Problem to solve: Every entry that follows should be repeated exactly; drop the images.

[Data records]
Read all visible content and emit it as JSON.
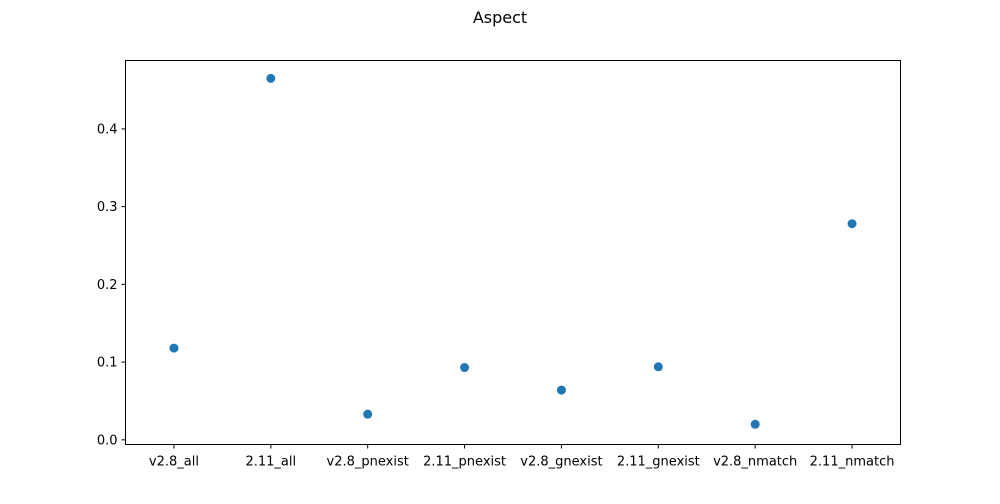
{
  "chart_data": {
    "type": "scatter",
    "title": "Aspect",
    "xlabel": "",
    "ylabel": "",
    "categories": [
      "v2.8_all",
      "2.11_all",
      "v2.8_pnexist",
      "2.11_pnexist",
      "v2.8_gnexist",
      "2.11_gnexist",
      "v2.8_nmatch",
      "2.11_nmatch"
    ],
    "values": [
      0.118,
      0.465,
      0.033,
      0.093,
      0.064,
      0.094,
      0.02,
      0.278
    ],
    "yticks": [
      0.0,
      0.1,
      0.2,
      0.3,
      0.4
    ],
    "ytick_labels": [
      "0.0",
      "0.1",
      "0.2",
      "0.3",
      "0.4"
    ],
    "ylim": [
      -0.006,
      0.488
    ],
    "grid": false,
    "marker_color": "#1f77b4"
  }
}
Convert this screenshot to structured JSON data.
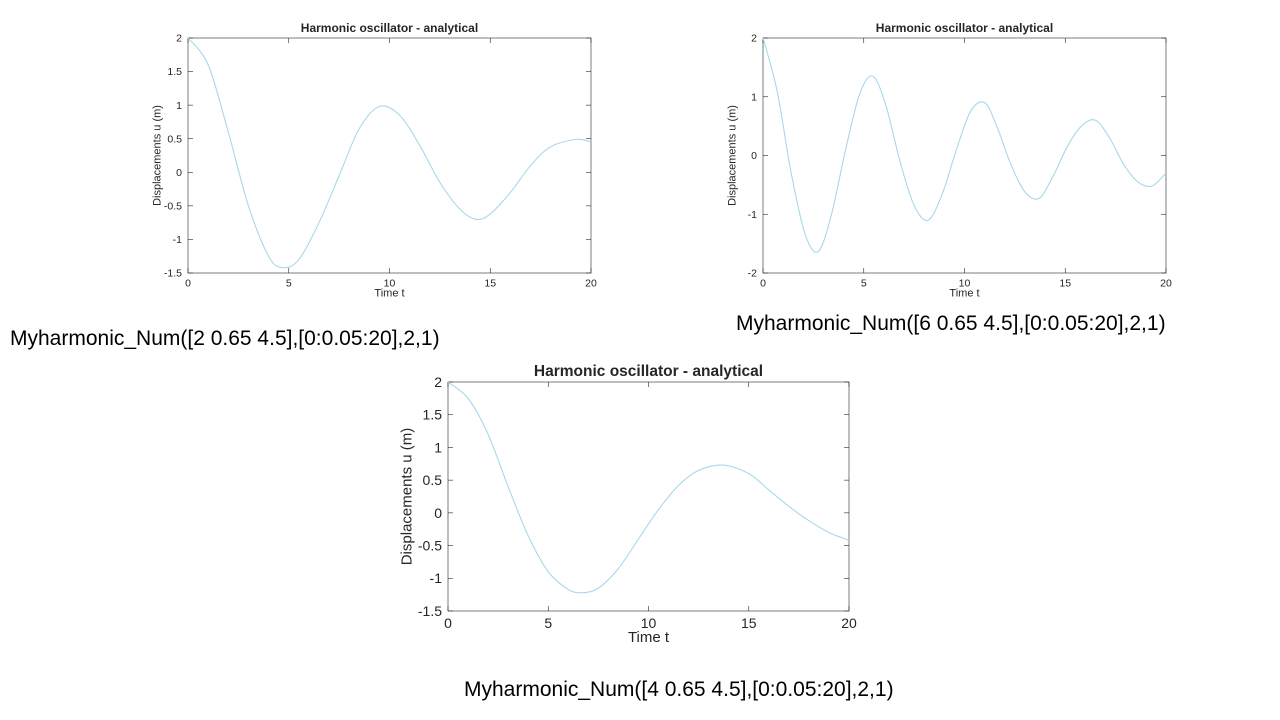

Answer in full:
Read all visible content and emit it as JSON.
{
  "chart_data": {
    "type": "scatter",
    "title": "Aspect",
    "xlabel": "",
    "ylabel": "",
    "categories": [
      "v2.8_all",
      "2.11_all",
      "v2.8_pnexist",
      "2.11_pnexist",
      "v2.8_gnexist",
      "2.11_gnexist",
      "v2.8_nmatch",
      "2.11_nmatch"
    ],
    "values": [
      0.118,
      0.465,
      0.033,
      0.093,
      0.064,
      0.094,
      0.02,
      0.278
    ],
    "yticks": [
      0.0,
      0.1,
      0.2,
      0.3,
      0.4
    ],
    "ytick_labels": [
      "0.0",
      "0.1",
      "0.2",
      "0.3",
      "0.4"
    ],
    "ylim": [
      -0.006,
      0.488
    ],
    "grid": false,
    "marker_color": "#1f77b4"
  }
}
Convert this screenshot to structured JSON data.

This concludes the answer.